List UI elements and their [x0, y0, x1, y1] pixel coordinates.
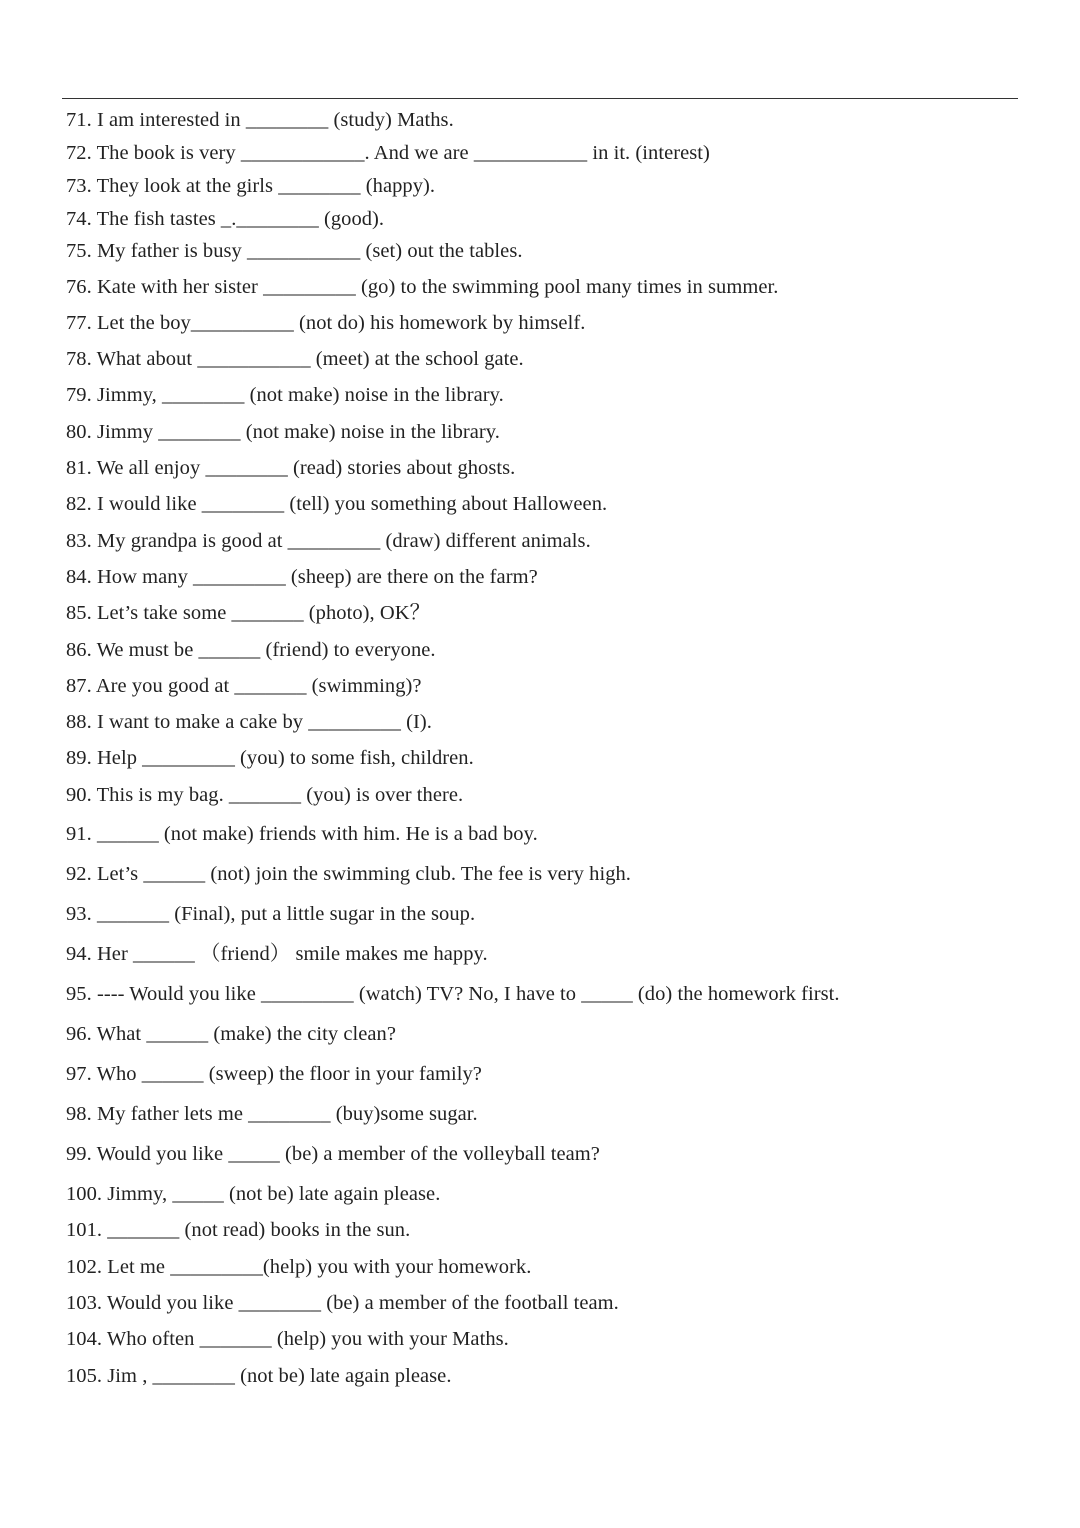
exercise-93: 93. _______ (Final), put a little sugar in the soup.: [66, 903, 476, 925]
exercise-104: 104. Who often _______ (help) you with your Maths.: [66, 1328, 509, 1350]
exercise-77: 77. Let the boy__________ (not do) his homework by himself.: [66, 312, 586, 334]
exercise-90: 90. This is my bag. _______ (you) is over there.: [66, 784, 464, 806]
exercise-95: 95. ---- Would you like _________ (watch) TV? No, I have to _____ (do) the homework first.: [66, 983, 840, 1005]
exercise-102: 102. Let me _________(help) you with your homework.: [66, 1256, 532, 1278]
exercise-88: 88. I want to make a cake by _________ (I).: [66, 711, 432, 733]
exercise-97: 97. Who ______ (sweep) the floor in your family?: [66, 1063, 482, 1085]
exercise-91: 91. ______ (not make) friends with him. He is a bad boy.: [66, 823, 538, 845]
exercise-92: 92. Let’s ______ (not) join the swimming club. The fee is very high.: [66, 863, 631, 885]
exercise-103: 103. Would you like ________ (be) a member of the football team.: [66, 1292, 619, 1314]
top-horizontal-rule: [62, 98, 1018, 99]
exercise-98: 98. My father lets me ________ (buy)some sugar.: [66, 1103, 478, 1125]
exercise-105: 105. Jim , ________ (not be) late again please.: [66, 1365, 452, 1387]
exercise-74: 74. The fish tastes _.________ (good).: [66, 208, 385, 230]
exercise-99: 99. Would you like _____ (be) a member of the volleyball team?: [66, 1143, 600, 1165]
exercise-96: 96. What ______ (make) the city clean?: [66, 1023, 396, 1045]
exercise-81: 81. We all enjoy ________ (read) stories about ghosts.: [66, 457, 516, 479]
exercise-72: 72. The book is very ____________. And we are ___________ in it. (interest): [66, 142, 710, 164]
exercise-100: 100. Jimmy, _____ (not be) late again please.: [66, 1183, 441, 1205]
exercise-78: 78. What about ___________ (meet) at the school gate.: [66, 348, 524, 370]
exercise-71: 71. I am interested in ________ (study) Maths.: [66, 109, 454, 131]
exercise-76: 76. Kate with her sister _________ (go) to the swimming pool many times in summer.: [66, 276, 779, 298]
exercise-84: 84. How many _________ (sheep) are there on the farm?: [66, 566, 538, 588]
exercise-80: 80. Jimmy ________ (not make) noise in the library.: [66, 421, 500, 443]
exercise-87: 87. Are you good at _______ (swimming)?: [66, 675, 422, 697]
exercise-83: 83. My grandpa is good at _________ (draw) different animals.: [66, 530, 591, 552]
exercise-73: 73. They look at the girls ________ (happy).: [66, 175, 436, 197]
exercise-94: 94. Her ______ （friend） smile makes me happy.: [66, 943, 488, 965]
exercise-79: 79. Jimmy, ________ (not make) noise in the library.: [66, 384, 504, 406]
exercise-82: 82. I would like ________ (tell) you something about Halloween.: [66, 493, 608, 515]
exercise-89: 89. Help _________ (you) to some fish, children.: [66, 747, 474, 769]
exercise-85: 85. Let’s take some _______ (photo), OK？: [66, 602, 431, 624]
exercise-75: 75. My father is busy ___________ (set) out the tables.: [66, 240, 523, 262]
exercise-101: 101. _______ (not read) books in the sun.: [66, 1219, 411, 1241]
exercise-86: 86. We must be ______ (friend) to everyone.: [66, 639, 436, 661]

WORK TO DO:
Reproduce every line of the records above without any change, omitting the picture.

OUTPUT FOR THIS TASK:
List UI elements and their [x0, y0, x1, y1] pixel coordinates.
exercise-93: 93. _______ (Final), put a little sugar in the soup.: [66, 903, 476, 925]
exercise-104: 104. Who often _______ (help) you with your Maths.: [66, 1328, 509, 1350]
exercise-77: 77. Let the boy__________ (not do) his homework by himself.: [66, 312, 586, 334]
exercise-90: 90. This is my bag. _______ (you) is over there.: [66, 784, 464, 806]
exercise-95: 95. ---- Would you like _________ (watch) TV? No, I have to _____ (do) the homework first.: [66, 983, 840, 1005]
exercise-102: 102. Let me _________(help) you with your homework.: [66, 1256, 532, 1278]
exercise-88: 88. I want to make a cake by _________ (I).: [66, 711, 432, 733]
exercise-97: 97. Who ______ (sweep) the floor in your family?: [66, 1063, 482, 1085]
exercise-91: 91. ______ (not make) friends with him. He is a bad boy.: [66, 823, 538, 845]
exercise-92: 92. Let’s ______ (not) join the swimming club. The fee is very high.: [66, 863, 631, 885]
exercise-103: 103. Would you like ________ (be) a member of the football team.: [66, 1292, 619, 1314]
top-horizontal-rule: [62, 98, 1018, 99]
exercise-98: 98. My father lets me ________ (buy)some sugar.: [66, 1103, 478, 1125]
exercise-105: 105. Jim , ________ (not be) late again please.: [66, 1365, 452, 1387]
exercise-74: 74. The fish tastes _.________ (good).: [66, 208, 385, 230]
exercise-99: 99. Would you like _____ (be) a member of the volleyball team?: [66, 1143, 600, 1165]
exercise-96: 96. What ______ (make) the city clean?: [66, 1023, 396, 1045]
exercise-81: 81. We all enjoy ________ (read) stories about ghosts.: [66, 457, 516, 479]
exercise-72: 72. The book is very ____________. And we are ___________ in it. (interest): [66, 142, 710, 164]
exercise-100: 100. Jimmy, _____ (not be) late again please.: [66, 1183, 441, 1205]
exercise-78: 78. What about ___________ (meet) at the school gate.: [66, 348, 524, 370]
exercise-71: 71. I am interested in ________ (study) Maths.: [66, 109, 454, 131]
exercise-76: 76. Kate with her sister _________ (go) to the swimming pool many times in summer.: [66, 276, 779, 298]
exercise-84: 84. How many _________ (sheep) are there on the farm?: [66, 566, 538, 588]
exercise-80: 80. Jimmy ________ (not make) noise in the library.: [66, 421, 500, 443]
exercise-87: 87. Are you good at _______ (swimming)?: [66, 675, 422, 697]
exercise-83: 83. My grandpa is good at _________ (draw) different animals.: [66, 530, 591, 552]
exercise-73: 73. They look at the girls ________ (happy).: [66, 175, 436, 197]
exercise-94: 94. Her ______ （friend） smile makes me happy.: [66, 943, 488, 965]
exercise-79: 79. Jimmy, ________ (not make) noise in the library.: [66, 384, 504, 406]
exercise-82: 82. I would like ________ (tell) you something about Halloween.: [66, 493, 608, 515]
exercise-89: 89. Help _________ (you) to some fish, children.: [66, 747, 474, 769]
exercise-85: 85. Let’s take some _______ (photo), OK？: [66, 602, 431, 624]
exercise-75: 75. My father is busy ___________ (set) out the tables.: [66, 240, 523, 262]
exercise-101: 101. _______ (not read) books in the sun.: [66, 1219, 411, 1241]
exercise-86: 86. We must be ______ (friend) to everyone.: [66, 639, 436, 661]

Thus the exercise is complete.